Short problem:
Can you give these lines again with "screenshot" swapped for "screen capture" everywhere, changing nothing else and leaving the pictures out?

Working data:
---+---
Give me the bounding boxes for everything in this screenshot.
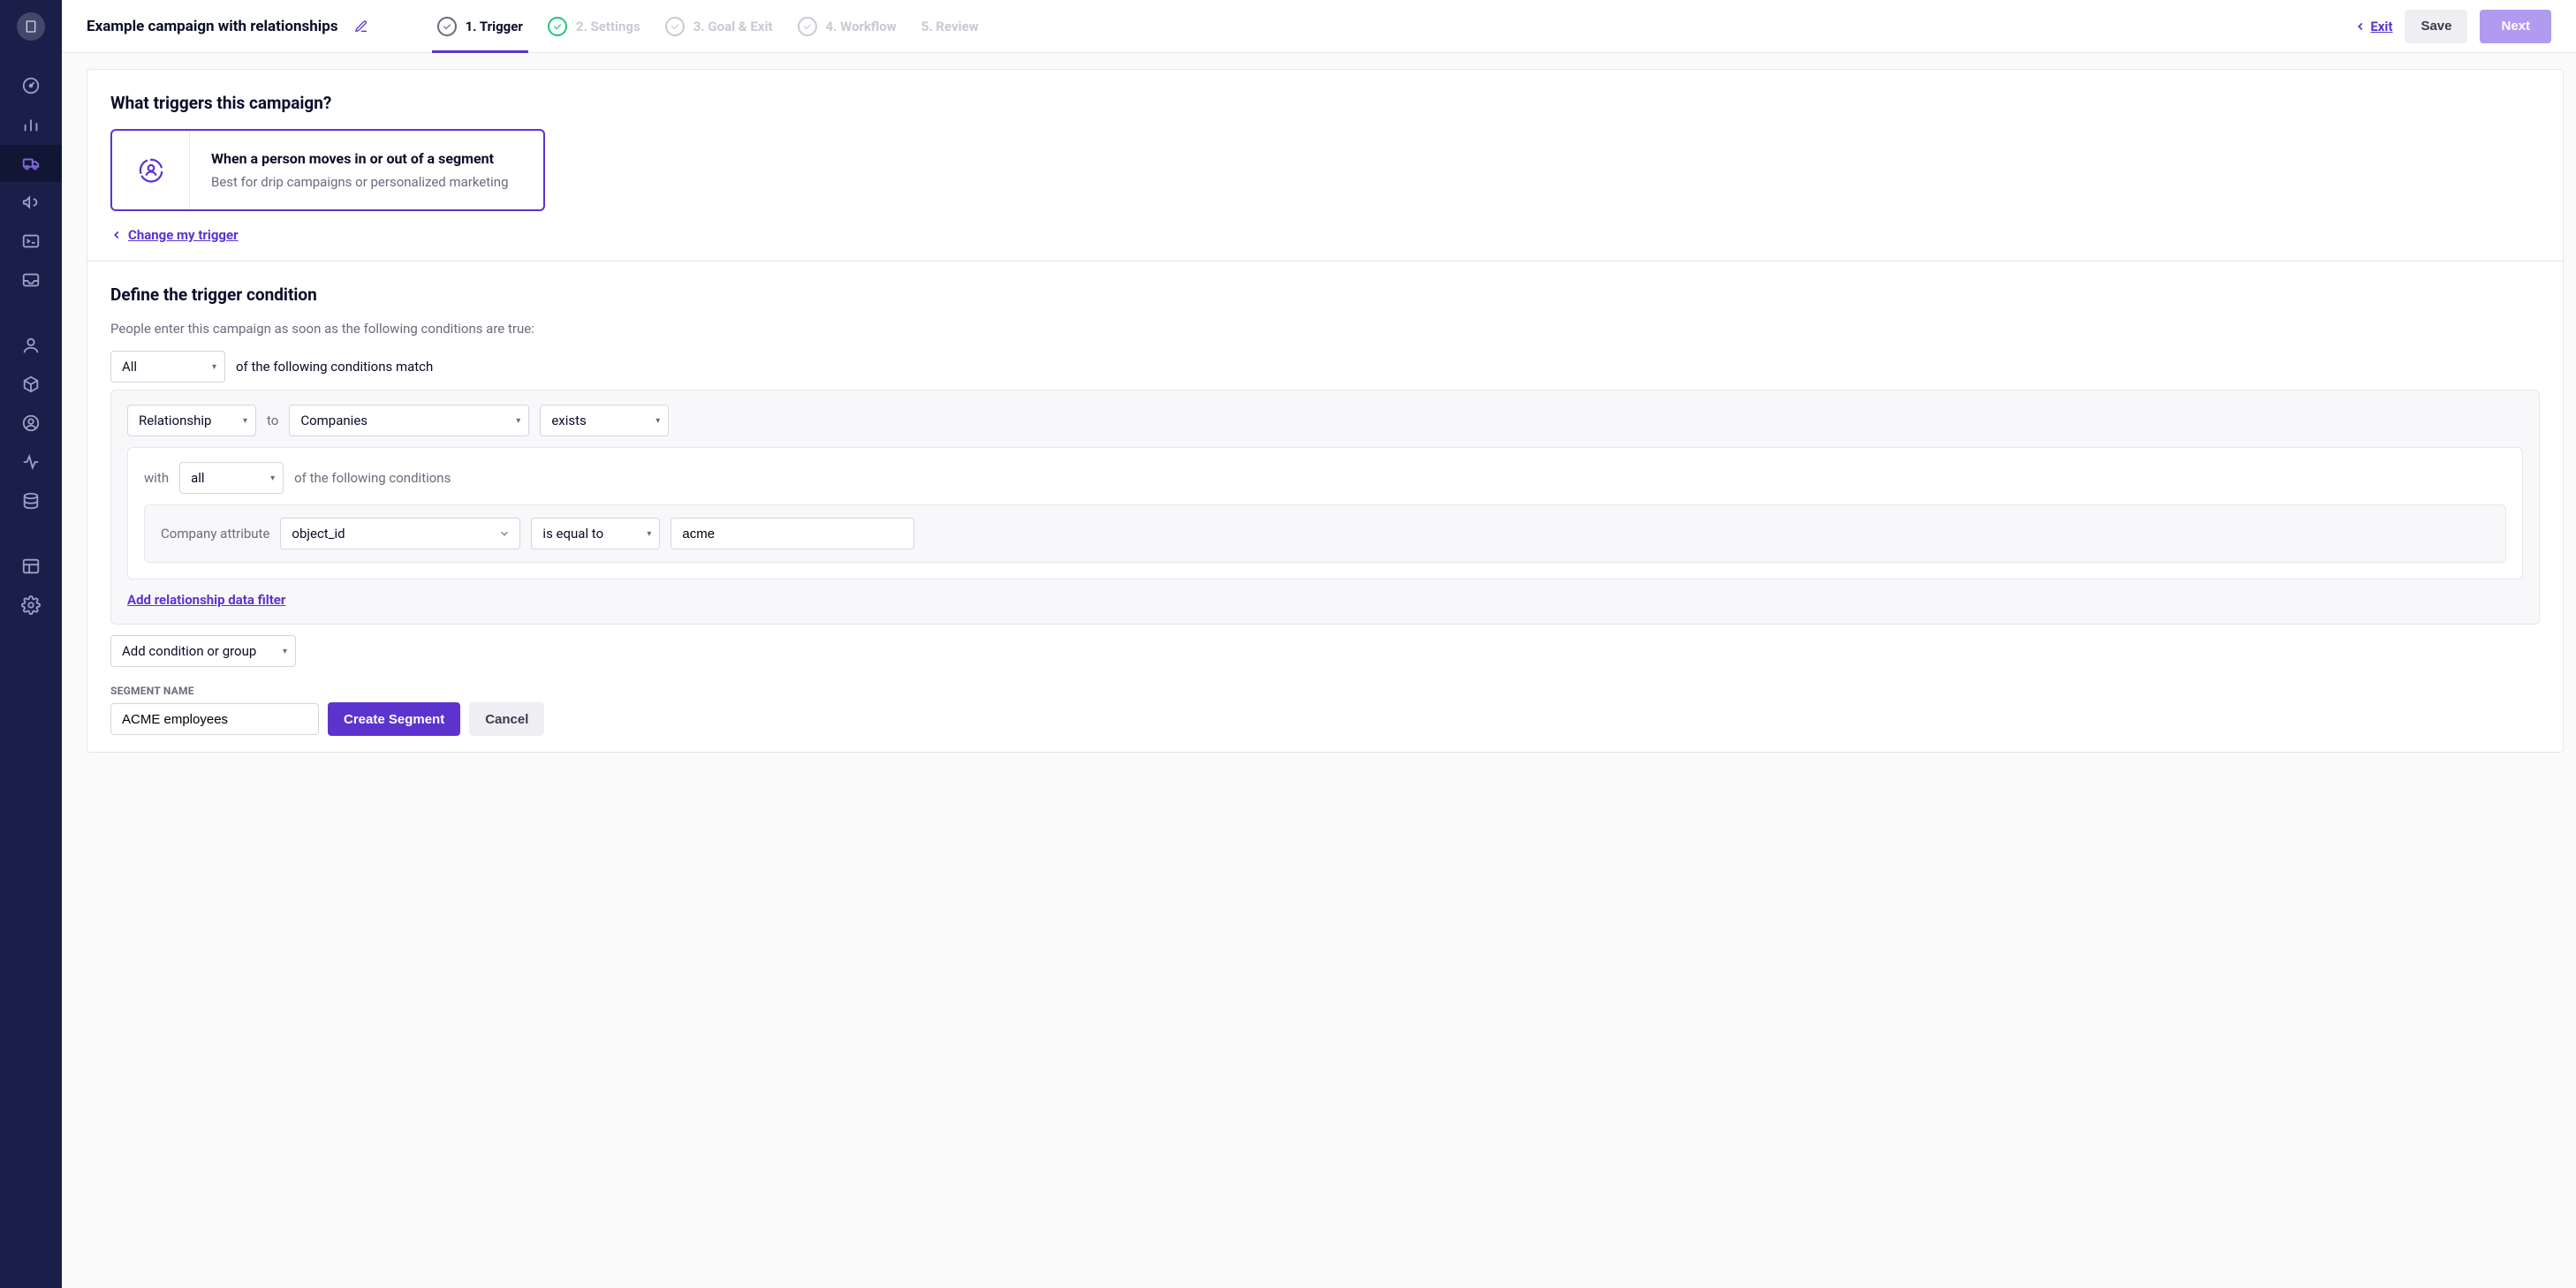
to-label: to xyxy=(267,413,278,428)
chevron-down-icon xyxy=(498,527,511,540)
gauge-icon xyxy=(21,76,41,95)
nav-dashboard[interactable] xyxy=(0,67,62,104)
relationship-object-select[interactable]: Companies xyxy=(289,405,529,436)
step-workflow[interactable]: 4. Workflow xyxy=(798,0,897,53)
segment-name-input[interactable] xyxy=(110,703,319,735)
nav-transactional[interactable] xyxy=(0,223,62,260)
step-settings[interactable]: 2. Settings xyxy=(548,0,640,53)
layout-icon xyxy=(21,557,41,576)
person-circle-icon xyxy=(21,413,41,433)
gear-icon xyxy=(21,595,41,615)
workspace-switcher[interactable] xyxy=(17,12,45,41)
attribute-field-select[interactable]: object_id xyxy=(280,518,520,549)
add-condition-select[interactable]: Add condition or group xyxy=(110,635,296,667)
nav-campaigns[interactable] xyxy=(0,145,62,182)
attribute-row: Company attribute object_id is equal to xyxy=(144,504,2506,563)
nav-broadcasts[interactable] xyxy=(0,184,62,221)
pencil-icon xyxy=(354,19,368,34)
relationship-exists-select[interactable]: exists xyxy=(540,405,669,436)
next-button[interactable]: Next xyxy=(2480,10,2551,43)
nav-deliveries[interactable] xyxy=(0,261,62,299)
segment-person-icon xyxy=(138,157,164,184)
person-icon xyxy=(21,336,41,355)
trigger-heading: What triggers this campaign? xyxy=(110,93,2540,113)
condition-type-select[interactable]: Relationship xyxy=(127,405,256,436)
nav-people[interactable] xyxy=(0,327,62,364)
wizard-steps: 1. Trigger 2. Settings 3. Goal & Exit 4.… xyxy=(437,0,979,53)
save-button[interactable]: Save xyxy=(2405,10,2467,43)
nav-data[interactable] xyxy=(0,482,62,519)
building-icon xyxy=(24,19,38,34)
activity-icon xyxy=(21,452,41,472)
nav-segments[interactable] xyxy=(0,405,62,442)
cube-icon xyxy=(21,375,41,394)
add-relationship-filter-link[interactable]: Add relationship data filter xyxy=(127,592,285,608)
attribute-operator-select[interactable]: is equal to xyxy=(531,518,660,549)
terminal-icon xyxy=(21,231,41,251)
cancel-button[interactable]: Cancel xyxy=(469,702,544,736)
step-goal-exit[interactable]: 3. Goal & Exit xyxy=(665,0,773,53)
database-icon xyxy=(21,491,41,511)
match-suffix: of the following conditions match xyxy=(236,359,433,375)
nav-settings[interactable] xyxy=(0,587,62,624)
bar-chart-icon xyxy=(21,115,41,134)
delivery-icon xyxy=(21,154,41,173)
condition-group: Relationship to Companies exists with al… xyxy=(110,390,2540,625)
step-trigger[interactable]: 1. Trigger xyxy=(437,0,523,53)
header: Example campaign with relationships 1. T… xyxy=(62,0,2576,53)
segment-name-label: SEGMENT NAME xyxy=(110,685,2540,697)
chevron-left-icon xyxy=(110,229,123,241)
exit-link[interactable]: Exit xyxy=(2354,19,2392,34)
with-label: with xyxy=(144,470,169,486)
nav-activity[interactable] xyxy=(0,443,62,481)
edit-title-button[interactable] xyxy=(354,19,368,34)
trigger-card: When a person moves in or out of a segme… xyxy=(110,129,545,211)
chevron-left-icon xyxy=(2354,20,2367,33)
match-type-select[interactable]: All xyxy=(110,351,225,383)
with-group: with all of the following conditions Com… xyxy=(127,447,2523,580)
condition-heading: Define the trigger condition xyxy=(110,284,2540,305)
trigger-card-title: When a person moves in or out of a segme… xyxy=(211,150,509,167)
main-panel: What triggers this campaign? When a pers… xyxy=(87,69,2564,753)
condition-desc: People enter this campaign as soon as th… xyxy=(110,321,2540,337)
nav-objects[interactable] xyxy=(0,366,62,403)
megaphone-icon xyxy=(21,193,41,212)
inbox-icon xyxy=(21,270,41,290)
nav-content[interactable] xyxy=(0,548,62,585)
sidebar xyxy=(0,0,62,1288)
nav-analytics[interactable] xyxy=(0,106,62,143)
with-suffix: of the following conditions xyxy=(294,470,451,486)
create-segment-button[interactable]: Create Segment xyxy=(328,702,460,736)
step-review[interactable]: 5. Review xyxy=(921,0,979,53)
attr-label: Company attribute xyxy=(161,526,269,542)
campaign-title: Example campaign with relationships xyxy=(87,18,338,35)
trigger-card-desc: Best for drip campaigns or personalized … xyxy=(211,174,509,190)
attribute-value-input[interactable] xyxy=(671,518,914,549)
change-trigger-link[interactable]: Change my trigger xyxy=(110,227,239,243)
with-all-select[interactable]: all xyxy=(179,462,284,494)
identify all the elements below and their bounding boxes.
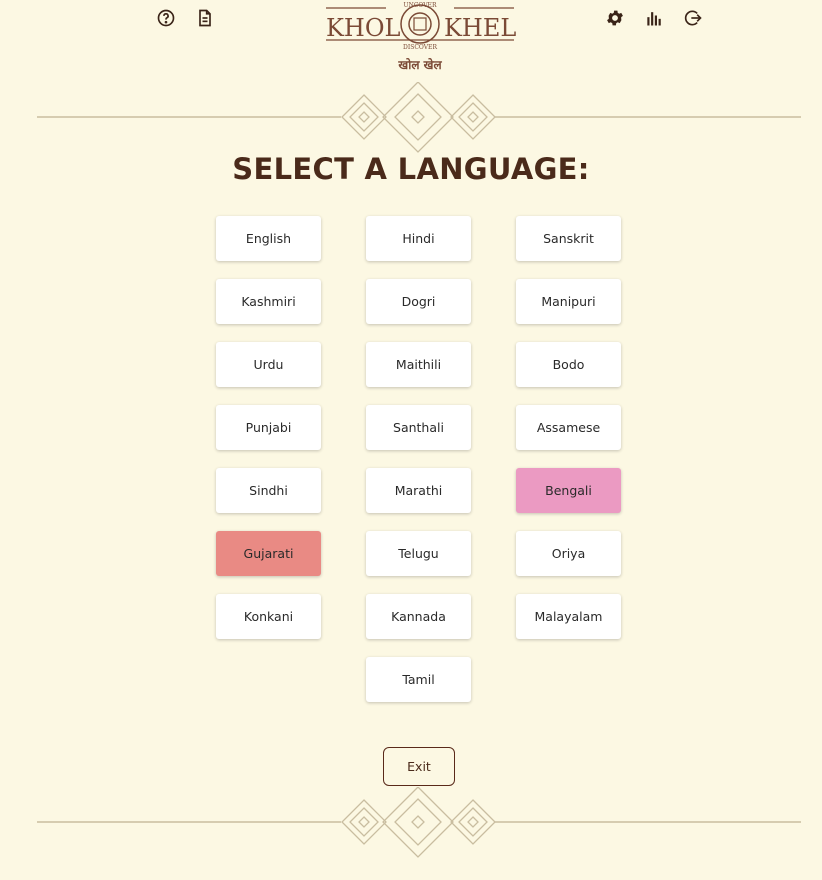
bar-chart-icon[interactable] (643, 7, 665, 29)
language-button-konkani[interactable]: Konkani (216, 594, 321, 639)
logo-arc-bottom: DISCOVER (403, 44, 437, 51)
app-root: KHOL KHEL UNCOVER DISCOVER खोल खेल SELEC… (0, 0, 822, 880)
language-button-bengali[interactable]: Bengali (516, 468, 621, 513)
language-button-manipuri[interactable]: Manipuri (516, 279, 621, 324)
top-ornament-divider (37, 82, 801, 154)
language-button-santhali[interactable]: Santhali (366, 405, 471, 450)
language-button-english[interactable]: English (216, 216, 321, 261)
language-button-oriya[interactable]: Oriya (516, 531, 621, 576)
language-button-assamese[interactable]: Assamese (516, 405, 621, 450)
language-button-kannada[interactable]: Kannada (366, 594, 471, 639)
language-button-tamil[interactable]: Tamil (366, 657, 471, 702)
language-button-sanskrit[interactable]: Sanskrit (516, 216, 621, 261)
logo-arc-top: UNCOVER (404, 2, 437, 9)
logo-subtitle: खोल खेल (398, 58, 442, 72)
language-button-bodo[interactable]: Bodo (516, 342, 621, 387)
gear-icon[interactable] (604, 7, 626, 29)
language-button-urdu[interactable]: Urdu (216, 342, 321, 387)
language-button-marathi[interactable]: Marathi (366, 468, 471, 513)
logout-icon[interactable] (682, 7, 704, 29)
language-button-malayalam[interactable]: Malayalam (516, 594, 621, 639)
language-button-hindi[interactable]: Hindi (366, 216, 471, 261)
khol-khel-logo: KHOL KHEL UNCOVER DISCOVER खोल खेल (320, 0, 520, 74)
bottom-ornament-divider (37, 787, 801, 859)
language-button-maithili[interactable]: Maithili (366, 342, 471, 387)
language-button-telugu[interactable]: Telugu (366, 531, 471, 576)
language-button-punjabi[interactable]: Punjabi (216, 405, 321, 450)
language-button-gujarati[interactable]: Gujarati (216, 531, 321, 576)
language-button-sindhi[interactable]: Sindhi (216, 468, 321, 513)
language-button-dogri[interactable]: Dogri (366, 279, 471, 324)
language-button-kashmiri[interactable]: Kashmiri (216, 279, 321, 324)
document-icon[interactable] (194, 7, 216, 29)
exit-button[interactable]: Exit (383, 747, 455, 786)
logo-text-left: KHOL (326, 14, 401, 42)
logo-emblem: KHOL KHEL UNCOVER DISCOVER (326, 2, 516, 51)
logo-text-right: KHEL (444, 14, 516, 42)
help-circle-icon[interactable] (155, 7, 177, 29)
page-title: SELECT A LANGUAGE: (232, 152, 590, 186)
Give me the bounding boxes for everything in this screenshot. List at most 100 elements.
---+---
Written answer:
Give me the bounding boxes for everything in this screen capture.
to-label: to xyxy=(267,413,278,428)
chevron-down-icon xyxy=(498,527,511,540)
gauge-icon xyxy=(21,76,41,95)
nav-dashboard[interactable] xyxy=(0,67,62,104)
relationship-object-select[interactable]: Companies xyxy=(289,405,529,436)
step-workflow[interactable]: 4. Workflow xyxy=(798,0,897,53)
segment-name-input[interactable] xyxy=(110,703,319,735)
nav-transactional[interactable] xyxy=(0,223,62,260)
step-settings[interactable]: 2. Settings xyxy=(548,0,640,53)
layout-icon xyxy=(21,557,41,576)
person-circle-icon xyxy=(21,413,41,433)
gear-icon xyxy=(21,595,41,615)
workspace-switcher[interactable] xyxy=(17,12,45,41)
attribute-field-select[interactable]: object_id xyxy=(280,518,520,549)
add-condition-select[interactable]: Add condition or group xyxy=(110,635,296,667)
nav-campaigns[interactable] xyxy=(0,145,62,182)
attribute-row: Company attribute object_id is equal to xyxy=(144,504,2506,563)
nav-broadcasts[interactable] xyxy=(0,184,62,221)
pencil-icon xyxy=(354,19,368,34)
relationship-exists-select[interactable]: exists xyxy=(540,405,669,436)
next-button[interactable]: Next xyxy=(2480,10,2551,43)
nav-deliveries[interactable] xyxy=(0,261,62,299)
segment-person-icon xyxy=(138,157,164,184)
person-icon xyxy=(21,336,41,355)
trigger-heading: What triggers this campaign? xyxy=(110,93,2540,113)
condition-type-select[interactable]: Relationship xyxy=(127,405,256,436)
nav-people[interactable] xyxy=(0,327,62,364)
wizard-steps: 1. Trigger 2. Settings 3. Goal & Exit 4.… xyxy=(437,0,979,53)
save-button[interactable]: Save xyxy=(2405,10,2467,43)
nav-data[interactable] xyxy=(0,482,62,519)
building-icon xyxy=(24,19,38,34)
activity-icon xyxy=(21,452,41,472)
nav-segments[interactable] xyxy=(0,405,62,442)
cube-icon xyxy=(21,375,41,394)
add-relationship-filter-link[interactable]: Add relationship data filter xyxy=(127,592,285,608)
attribute-operator-select[interactable]: is equal to xyxy=(531,518,660,549)
terminal-icon xyxy=(21,231,41,251)
cancel-button[interactable]: Cancel xyxy=(469,702,544,736)
step-goal-exit[interactable]: 3. Goal & Exit xyxy=(665,0,773,53)
database-icon xyxy=(21,491,41,511)
match-suffix: of the following conditions match xyxy=(236,359,433,375)
nav-settings[interactable] xyxy=(0,587,62,624)
bar-chart-icon xyxy=(21,115,41,134)
delivery-icon xyxy=(21,154,41,173)
condition-group: Relationship to Companies exists with al… xyxy=(110,390,2540,625)
step-trigger[interactable]: 1. Trigger xyxy=(437,0,523,53)
header: Example campaign with relationships 1. T… xyxy=(62,0,2576,53)
segment-name-label: SEGMENT NAME xyxy=(110,685,2540,697)
chevron-left-icon xyxy=(110,229,123,241)
exit-link[interactable]: Exit xyxy=(2354,19,2392,34)
with-label: with xyxy=(144,470,169,486)
nav-activity[interactable] xyxy=(0,443,62,481)
edit-title-button[interactable] xyxy=(354,19,368,34)
trigger-card: When a person moves in or out of a segme… xyxy=(110,129,545,211)
chevron-left-icon xyxy=(2354,20,2367,33)
match-type-select[interactable]: All xyxy=(110,351,225,383)
with-group: with all of the following conditions Com… xyxy=(127,447,2523,580)
condition-heading: Define the trigger condition xyxy=(110,284,2540,305)
trigger-card-title: When a person moves in or out of a segme… xyxy=(211,150,509,167)
main-panel: What triggers this campaign? When a pers… xyxy=(87,69,2564,753)
condition-desc: People enter this campaign as soon as th… xyxy=(110,321,2540,337)
nav-objects[interactable] xyxy=(0,366,62,403)
megaphone-icon xyxy=(21,193,41,212)
inbox-icon xyxy=(21,270,41,290)
nav-content[interactable] xyxy=(0,548,62,585)
sidebar xyxy=(0,0,62,1288)
nav-analytics[interactable] xyxy=(0,106,62,143)
with-suffix: of the following conditions xyxy=(294,470,451,486)
create-segment-button[interactable]: Create Segment xyxy=(328,702,460,736)
step-review[interactable]: 5. Review xyxy=(921,0,979,53)
attr-label: Company attribute xyxy=(161,526,269,542)
campaign-title: Example campaign with relationships xyxy=(87,18,338,35)
trigger-card-desc: Best for drip campaigns or personalized … xyxy=(211,174,509,190)
attribute-value-input[interactable] xyxy=(671,518,914,549)
change-trigger-link[interactable]: Change my trigger xyxy=(110,227,239,243)
with-all-select[interactable]: all xyxy=(179,462,284,494)
identify all the elements below and their bounding boxes.
bar-chart-icon[interactable] (643, 7, 665, 29)
language-button-konkani[interactable]: Konkani (216, 594, 321, 639)
logo-arc-bottom: DISCOVER (403, 44, 437, 51)
app-root: KHOL KHEL UNCOVER DISCOVER खोल खेल SELEC… (0, 0, 822, 880)
language-button-bengali[interactable]: Bengali (516, 468, 621, 513)
language-button-manipuri[interactable]: Manipuri (516, 279, 621, 324)
top-ornament-divider (37, 82, 801, 154)
language-button-santhali[interactable]: Santhali (366, 405, 471, 450)
language-button-english[interactable]: English (216, 216, 321, 261)
language-button-oriya[interactable]: Oriya (516, 531, 621, 576)
language-button-assamese[interactable]: Assamese (516, 405, 621, 450)
language-button-kannada[interactable]: Kannada (366, 594, 471, 639)
language-button-tamil[interactable]: Tamil (366, 657, 471, 702)
language-button-sanskrit[interactable]: Sanskrit (516, 216, 621, 261)
logo-arc-top: UNCOVER (404, 2, 437, 9)
logo-subtitle: खोल खेल (398, 58, 442, 72)
language-button-bodo[interactable]: Bodo (516, 342, 621, 387)
gear-icon[interactable] (604, 7, 626, 29)
language-button-urdu[interactable]: Urdu (216, 342, 321, 387)
language-button-marathi[interactable]: Marathi (366, 468, 471, 513)
logout-icon[interactable] (682, 7, 704, 29)
language-button-malayalam[interactable]: Malayalam (516, 594, 621, 639)
language-button-hindi[interactable]: Hindi (366, 216, 471, 261)
khol-khel-logo: KHOL KHEL UNCOVER DISCOVER खोल खेल (320, 0, 520, 74)
bottom-ornament-divider (37, 787, 801, 859)
language-button-maithili[interactable]: Maithili (366, 342, 471, 387)
language-button-telugu[interactable]: Telugu (366, 531, 471, 576)
language-button-punjabi[interactable]: Punjabi (216, 405, 321, 450)
language-button-gujarati[interactable]: Gujarati (216, 531, 321, 576)
language-button-sindhi[interactable]: Sindhi (216, 468, 321, 513)
language-button-dogri[interactable]: Dogri (366, 279, 471, 324)
language-button-kashmiri[interactable]: Kashmiri (216, 279, 321, 324)
document-icon[interactable] (194, 7, 216, 29)
exit-button[interactable]: Exit (383, 747, 455, 786)
logo-text-left: KHOL (326, 14, 401, 42)
logo-emblem: KHOL KHEL UNCOVER DISCOVER (326, 2, 516, 51)
logo-text-right: KHEL (444, 14, 516, 42)
help-circle-icon[interactable] (155, 7, 177, 29)
page-title: SELECT A LANGUAGE: (232, 152, 590, 186)
Give me the bounding boxes for everything in this screen capture. List at most 100 elements.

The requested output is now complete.